++++ Dokumen ++++

Internet dan media sosial memang dunia yang sangat demokratis dan bahkan cenderung anarkis. Siapapun dapat membuat akun, memajang foto, menulis artikel, dan menyebar pesan tanpa harus benar-benar membuktikan jati diri mereka yang sesungguhnya. Anda bisa membuat sebanyak mungkin akun anonim semau Anda—yang di satu sisi dapat mendorong kreativitas, tetapi juga membuka peluang bagi pembuat onar di sisi yang lain.

Dalam konteks masyarakat Indonesia dengan segala keterbatasan literasi digitalnya, ruang-ruang digital semacam ini menjadi lubang yang dapat dimainkan untuk kepentingan-kepentingan tertentu. Hal ini bisa menjadi senjata ampuh bagi pihak-pihak oportunis untuk memainkan isu-isu yang dapat memecah belah masyarakat. Bukannya mempersatukan, teknologi digital justru menciptakan fragmentasi dan mendorong perpecahan.

Untuk memetakan persoalan tersebut, setidaknya ada beberapa isu yang bisa kita perdalam.

Isu pertama adalah ilusi tentang keberagaman. Kehidupan umat manusia pada dasarnya cenderung untuk selalu mencari pola-pola kesamaan. Sebaliknya, perkembangan teknologi justru membawa konsep keberagaman (diversity) menjadi lebih dekat dan nyata daripada sebelumnya. Bila sebelumnya seseorang hanya terekspos oleh atribut yang kurang lebih sama dengan atribut yang melekat pada dirinya, maka secara teori kini kita semua dapat terekspos dengan siapapun.

Keberagaman adalah tentang berbagai hal yang berbeda (a range of different things). Keberagaman tak cuma soal agama dan kesukuan, melainkan juga perbedaan pengalaman dan perspektif. Celakanya, tidak semua dari kita siap dengan ekspos yang begitu terbuka, cepat, dan gamblang. Banyak yang menganggap perbedaan tersebut terlalu ekstrim dan sulit untuk diterima.

++++ Kutipan Data ++++

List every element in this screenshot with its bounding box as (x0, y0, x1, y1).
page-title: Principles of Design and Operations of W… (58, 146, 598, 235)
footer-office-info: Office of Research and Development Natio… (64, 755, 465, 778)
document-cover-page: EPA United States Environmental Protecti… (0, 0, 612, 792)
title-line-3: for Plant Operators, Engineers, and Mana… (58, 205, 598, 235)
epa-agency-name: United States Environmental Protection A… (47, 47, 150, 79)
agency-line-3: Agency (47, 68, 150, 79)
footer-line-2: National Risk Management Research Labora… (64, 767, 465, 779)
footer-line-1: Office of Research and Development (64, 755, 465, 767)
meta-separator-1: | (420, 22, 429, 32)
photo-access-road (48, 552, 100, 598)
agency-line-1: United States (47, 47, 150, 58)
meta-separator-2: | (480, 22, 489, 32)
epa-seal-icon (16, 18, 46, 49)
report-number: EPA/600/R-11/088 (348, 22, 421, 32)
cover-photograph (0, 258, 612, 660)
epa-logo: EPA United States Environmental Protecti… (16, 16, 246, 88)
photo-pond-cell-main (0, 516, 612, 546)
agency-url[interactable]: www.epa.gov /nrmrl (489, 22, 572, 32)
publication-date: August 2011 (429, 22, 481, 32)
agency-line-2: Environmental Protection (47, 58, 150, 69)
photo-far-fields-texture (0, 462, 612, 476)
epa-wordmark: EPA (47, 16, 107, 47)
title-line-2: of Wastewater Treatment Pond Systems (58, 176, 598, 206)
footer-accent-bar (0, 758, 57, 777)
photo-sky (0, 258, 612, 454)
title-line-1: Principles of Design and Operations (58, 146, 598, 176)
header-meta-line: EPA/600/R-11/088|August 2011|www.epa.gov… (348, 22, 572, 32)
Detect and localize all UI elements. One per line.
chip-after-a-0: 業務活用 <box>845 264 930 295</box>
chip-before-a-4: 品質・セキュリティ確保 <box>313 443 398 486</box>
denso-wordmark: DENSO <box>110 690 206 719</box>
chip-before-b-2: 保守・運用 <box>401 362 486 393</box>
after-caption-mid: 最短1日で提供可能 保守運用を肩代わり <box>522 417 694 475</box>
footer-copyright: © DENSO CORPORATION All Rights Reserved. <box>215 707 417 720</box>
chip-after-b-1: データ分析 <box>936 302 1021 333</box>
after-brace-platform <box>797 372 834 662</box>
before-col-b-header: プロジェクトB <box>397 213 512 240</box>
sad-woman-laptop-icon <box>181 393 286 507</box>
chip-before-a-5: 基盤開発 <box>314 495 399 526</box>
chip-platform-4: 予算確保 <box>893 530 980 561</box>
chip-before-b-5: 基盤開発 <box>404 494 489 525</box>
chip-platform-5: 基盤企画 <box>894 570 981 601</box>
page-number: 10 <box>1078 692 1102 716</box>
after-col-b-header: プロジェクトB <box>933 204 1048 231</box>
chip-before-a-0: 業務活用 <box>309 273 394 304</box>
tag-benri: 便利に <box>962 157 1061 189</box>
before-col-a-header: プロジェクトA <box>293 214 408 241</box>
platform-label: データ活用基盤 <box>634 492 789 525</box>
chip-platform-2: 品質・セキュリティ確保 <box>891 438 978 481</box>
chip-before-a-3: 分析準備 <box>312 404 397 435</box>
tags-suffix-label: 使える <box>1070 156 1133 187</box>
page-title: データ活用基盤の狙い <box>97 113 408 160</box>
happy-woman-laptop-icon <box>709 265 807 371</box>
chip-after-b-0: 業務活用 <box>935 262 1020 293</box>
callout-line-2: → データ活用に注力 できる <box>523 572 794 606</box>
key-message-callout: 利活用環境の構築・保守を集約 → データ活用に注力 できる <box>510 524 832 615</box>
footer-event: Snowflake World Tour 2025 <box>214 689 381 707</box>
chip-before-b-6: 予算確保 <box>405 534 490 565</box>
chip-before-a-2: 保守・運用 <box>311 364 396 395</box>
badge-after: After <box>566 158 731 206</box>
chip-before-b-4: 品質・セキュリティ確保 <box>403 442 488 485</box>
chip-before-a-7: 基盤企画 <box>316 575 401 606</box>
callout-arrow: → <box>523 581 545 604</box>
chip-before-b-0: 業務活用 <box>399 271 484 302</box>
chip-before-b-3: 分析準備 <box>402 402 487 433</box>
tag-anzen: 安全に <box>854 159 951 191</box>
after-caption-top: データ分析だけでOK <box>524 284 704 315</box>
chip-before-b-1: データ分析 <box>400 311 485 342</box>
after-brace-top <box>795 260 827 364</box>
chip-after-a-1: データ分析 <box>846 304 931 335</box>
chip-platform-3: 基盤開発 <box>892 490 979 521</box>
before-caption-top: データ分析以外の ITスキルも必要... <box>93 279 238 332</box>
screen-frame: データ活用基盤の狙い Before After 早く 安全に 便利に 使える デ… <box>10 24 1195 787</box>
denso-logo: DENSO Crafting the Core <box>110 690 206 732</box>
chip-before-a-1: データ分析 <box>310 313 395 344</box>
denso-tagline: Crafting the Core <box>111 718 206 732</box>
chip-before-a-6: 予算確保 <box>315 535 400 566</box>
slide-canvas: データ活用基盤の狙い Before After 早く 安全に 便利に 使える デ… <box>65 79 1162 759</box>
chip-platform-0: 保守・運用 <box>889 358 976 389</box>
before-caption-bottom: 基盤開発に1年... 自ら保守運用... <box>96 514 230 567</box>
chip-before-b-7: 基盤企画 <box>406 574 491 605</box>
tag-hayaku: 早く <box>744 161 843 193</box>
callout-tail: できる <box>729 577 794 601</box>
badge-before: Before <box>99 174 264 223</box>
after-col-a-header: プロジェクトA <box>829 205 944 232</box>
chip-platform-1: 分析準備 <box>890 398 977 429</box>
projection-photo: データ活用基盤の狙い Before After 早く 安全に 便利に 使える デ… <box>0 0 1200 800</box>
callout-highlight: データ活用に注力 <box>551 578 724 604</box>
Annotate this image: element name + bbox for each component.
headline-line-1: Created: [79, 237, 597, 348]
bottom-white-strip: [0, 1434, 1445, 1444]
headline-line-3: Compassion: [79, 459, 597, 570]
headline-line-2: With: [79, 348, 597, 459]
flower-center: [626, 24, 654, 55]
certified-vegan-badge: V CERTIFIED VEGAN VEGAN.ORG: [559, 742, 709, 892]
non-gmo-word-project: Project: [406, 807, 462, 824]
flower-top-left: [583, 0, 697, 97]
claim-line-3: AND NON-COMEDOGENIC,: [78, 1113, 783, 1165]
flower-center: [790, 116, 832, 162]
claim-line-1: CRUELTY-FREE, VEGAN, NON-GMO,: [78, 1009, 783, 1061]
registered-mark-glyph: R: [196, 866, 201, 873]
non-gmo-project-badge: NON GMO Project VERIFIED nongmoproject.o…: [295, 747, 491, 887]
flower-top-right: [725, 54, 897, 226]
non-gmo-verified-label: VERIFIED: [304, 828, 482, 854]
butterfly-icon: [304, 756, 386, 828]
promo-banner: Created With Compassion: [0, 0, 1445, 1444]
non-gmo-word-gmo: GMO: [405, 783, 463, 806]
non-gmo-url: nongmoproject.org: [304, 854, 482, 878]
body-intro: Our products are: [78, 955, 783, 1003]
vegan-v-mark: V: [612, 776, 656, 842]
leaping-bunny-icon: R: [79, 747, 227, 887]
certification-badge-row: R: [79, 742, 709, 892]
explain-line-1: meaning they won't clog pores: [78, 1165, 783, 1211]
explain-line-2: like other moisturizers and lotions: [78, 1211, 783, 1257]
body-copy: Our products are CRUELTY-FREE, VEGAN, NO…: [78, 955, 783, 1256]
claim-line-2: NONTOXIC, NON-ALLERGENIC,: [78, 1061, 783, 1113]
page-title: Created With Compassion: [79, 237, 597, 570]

++++

Tugas yang Dikerjakan:
**A.** Tuliskan kembali bagian tulisan tentang ruang digital tanpa mengubah satu kata pun. Mulailah pada kata-kata yang memuat "Keberagaman adalah tentang", lalu berhenti setelah "sulit untuk diterima.".
**B.** Teruskan tulisan tentang ruang digital, dimulai tepat setelah kalimat terakhirnya.

Jawaban Tiap Tugas:
**A.**
Keberagaman adalah tentang berbagai hal yang berbeda (a range of different things). Keberagaman tak cuma soal agama dan kesukuan, melainkan juga perbedaan pengalaman dan perspektif. Celakanya, tidak semua dari kita siap dengan ekspos yang begitu terbuka, cepat, dan gamblang. Banyak yang menganggap perbedaan tersebut terlalu ekstrim dan sulit untuk diterima.

**B.**
Sejatinya, keberagaman harus datang satu paket bersamaan dengan inklusi. Inklusi adalah memastikan bahwa pengalaman dan perspektif setiap orang yang berbeda-beda tersebut sama-sama mendapat penghormatan dan pengakuan. Kalau kita terbiasa hidup di lingkungan yang sama, jarang beroleh exposure yang berbeda, atau tidak pernah berinteraksi dengan dunia luar, maka toleransi kita terhadap keberagaman dan inklusi juga patut dipertanyakan.

Isu kedua adalah kecerdasan algoritma. Pemilik platform seperti media sosial berusaha untuk membuat kita kerasan dan berlama-lama menghabiskan waktu di dalamnya. Semakin tinggi interaksi (engagement), semakin baik pula peluang iklan. Hal ini akan meningkatkan pengaruh eksternalitas jejaring (network externalities) yang pada akhirnya juga akan mendongkrak pendapatan mereka. Oleh karenanya, algoritma platform tersebut berusaha untuk memilih hal-hal yang cocok untuk dibagikan kepada kita.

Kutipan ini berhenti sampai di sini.